** Start Dataset content **
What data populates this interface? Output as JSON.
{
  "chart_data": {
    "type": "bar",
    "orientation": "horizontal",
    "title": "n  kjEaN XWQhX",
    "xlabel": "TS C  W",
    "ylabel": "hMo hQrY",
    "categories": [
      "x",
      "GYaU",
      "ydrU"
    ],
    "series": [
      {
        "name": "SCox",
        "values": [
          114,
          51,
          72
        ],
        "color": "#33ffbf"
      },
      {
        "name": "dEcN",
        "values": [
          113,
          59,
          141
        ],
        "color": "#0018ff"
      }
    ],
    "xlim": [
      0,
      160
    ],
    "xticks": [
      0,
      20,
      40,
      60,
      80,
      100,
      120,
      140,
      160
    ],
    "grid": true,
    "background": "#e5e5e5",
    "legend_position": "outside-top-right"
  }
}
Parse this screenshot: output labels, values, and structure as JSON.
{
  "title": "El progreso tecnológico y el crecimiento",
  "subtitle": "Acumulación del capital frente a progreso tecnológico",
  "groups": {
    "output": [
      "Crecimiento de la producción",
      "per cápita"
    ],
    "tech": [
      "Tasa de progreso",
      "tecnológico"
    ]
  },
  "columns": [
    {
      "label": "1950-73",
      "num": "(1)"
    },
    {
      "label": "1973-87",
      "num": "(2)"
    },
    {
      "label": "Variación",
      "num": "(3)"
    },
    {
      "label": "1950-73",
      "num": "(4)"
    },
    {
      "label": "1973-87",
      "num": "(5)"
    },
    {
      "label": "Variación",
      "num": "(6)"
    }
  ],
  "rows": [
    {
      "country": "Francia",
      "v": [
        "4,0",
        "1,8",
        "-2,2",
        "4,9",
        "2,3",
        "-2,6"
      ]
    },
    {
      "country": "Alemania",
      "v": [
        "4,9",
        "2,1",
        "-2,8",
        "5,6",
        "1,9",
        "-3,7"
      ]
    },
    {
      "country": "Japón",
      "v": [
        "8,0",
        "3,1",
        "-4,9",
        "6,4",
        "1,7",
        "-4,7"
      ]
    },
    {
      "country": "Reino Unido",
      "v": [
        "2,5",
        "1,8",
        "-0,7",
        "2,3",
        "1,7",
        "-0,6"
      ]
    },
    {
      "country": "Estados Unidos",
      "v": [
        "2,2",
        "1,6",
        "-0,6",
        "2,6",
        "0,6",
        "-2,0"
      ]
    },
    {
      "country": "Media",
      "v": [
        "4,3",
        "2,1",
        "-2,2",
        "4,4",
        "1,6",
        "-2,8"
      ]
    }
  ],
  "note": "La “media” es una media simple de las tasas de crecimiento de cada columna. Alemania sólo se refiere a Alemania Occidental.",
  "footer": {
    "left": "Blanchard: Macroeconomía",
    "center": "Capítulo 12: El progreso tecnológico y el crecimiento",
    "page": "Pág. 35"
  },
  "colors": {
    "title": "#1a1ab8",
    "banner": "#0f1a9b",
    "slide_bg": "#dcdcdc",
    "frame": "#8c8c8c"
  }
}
** End Dataset content **
Task brief »
Transcribe the whole listing with nothing added or left out.

Expected answer »
What data populates this interface? Output as JSON.
{
  "chart_data": {
    "type": "bar",
    "orientation": "horizontal",
    "title": "n  kjEaN XWQhX",
    "xlabel": "TS C  W",
    "ylabel": "hMo hQrY",
    "categories": [
      "x",
      "GYaU",
      "ydrU"
    ],
    "series": [
      {
        "name": "SCox",
        "values": [
          114,
          51,
          72
        ],
        "color": "#33ffbf"
      },
      {
        "name": "dEcN",
        "values": [
          113,
          59,
          141
        ],
        "color": "#0018ff"
      }
    ],
    "xlim": [
      0,
      160
    ],
    "xticks": [
      0,
      20,
      40,
      60,
      80,
      100,
      120,
      140,
      160
    ],
    "grid": true,
    "background": "#e5e5e5",
    "legend_position": "outside-top-right"
  }
}
Parse this screenshot: output labels, values, and structure as JSON.
{
  "title": "El progreso tecnológico y el crecimiento",
  "subtitle": "Acumulación del capital frente a progreso tecnológico",
  "groups": {
    "output": [
      "Crecimiento de la producción",
      "per cápita"
    ],
    "tech": [
      "Tasa de progreso",
      "tecnológico"
    ]
  },
  "columns": [
    {
      "label": "1950-73",
      "num": "(1)"
    },
    {
      "label": "1973-87",
      "num": "(2)"
    },
    {
      "label": "Variación",
      "num": "(3)"
    },
    {
      "label": "1950-73",
      "num": "(4)"
    },
    {
      "label": "1973-87",
      "num": "(5)"
    },
    {
      "label": "Variación",
      "num": "(6)"
    }
  ],
  "rows": [
    {
      "country": "Francia",
      "v": [
        "4,0",
        "1,8",
        "-2,2",
        "4,9",
        "2,3",
        "-2,6"
      ]
    },
    {
      "country": "Alemania",
      "v": [
        "4,9",
        "2,1",
        "-2,8",
        "5,6",
        "1,9",
        "-3,7"
      ]
    },
    {
      "country": "Japón",
      "v": [
        "8,0",
        "3,1",
        "-4,9",
        "6,4",
        "1,7",
        "-4,7"
      ]
    },
    {
      "country": "Reino Unido",
      "v": [
        "2,5",
        "1,8",
        "-0,7",
        "2,3",
        "1,7",
        "-0,6"
      ]
    },
    {
      "country": "Estados Unidos",
      "v": [
        "2,2",
        "1,6",
        "-0,6",
        "2,6",
        "0,6",
        "-2,0"
      ]
    },
    {
      "country": "Media",
      "v": [
        "4,3",
        "2,1",
        "-2,2",
        "4,4",
        "1,6",
        "-2,8"
      ]
    }
  ],
  "note": "La “media” es una media simple de las tasas de crecimiento de cada columna. Alemania sólo se refiere a Alemania Occidental.",
  "footer": {
    "left": "Blanchard: Macroeconomía",
    "center": "Capítulo 12: El progreso tecnológico y el crecimiento",
    "page": "Pág. 35"
  },
  "colors": {
    "title": "#1a1ab8",
    "banner": "#0f1a9b",
    "slide_bg": "#dcdcdc",
    "frame": "#8c8c8c"
  }
}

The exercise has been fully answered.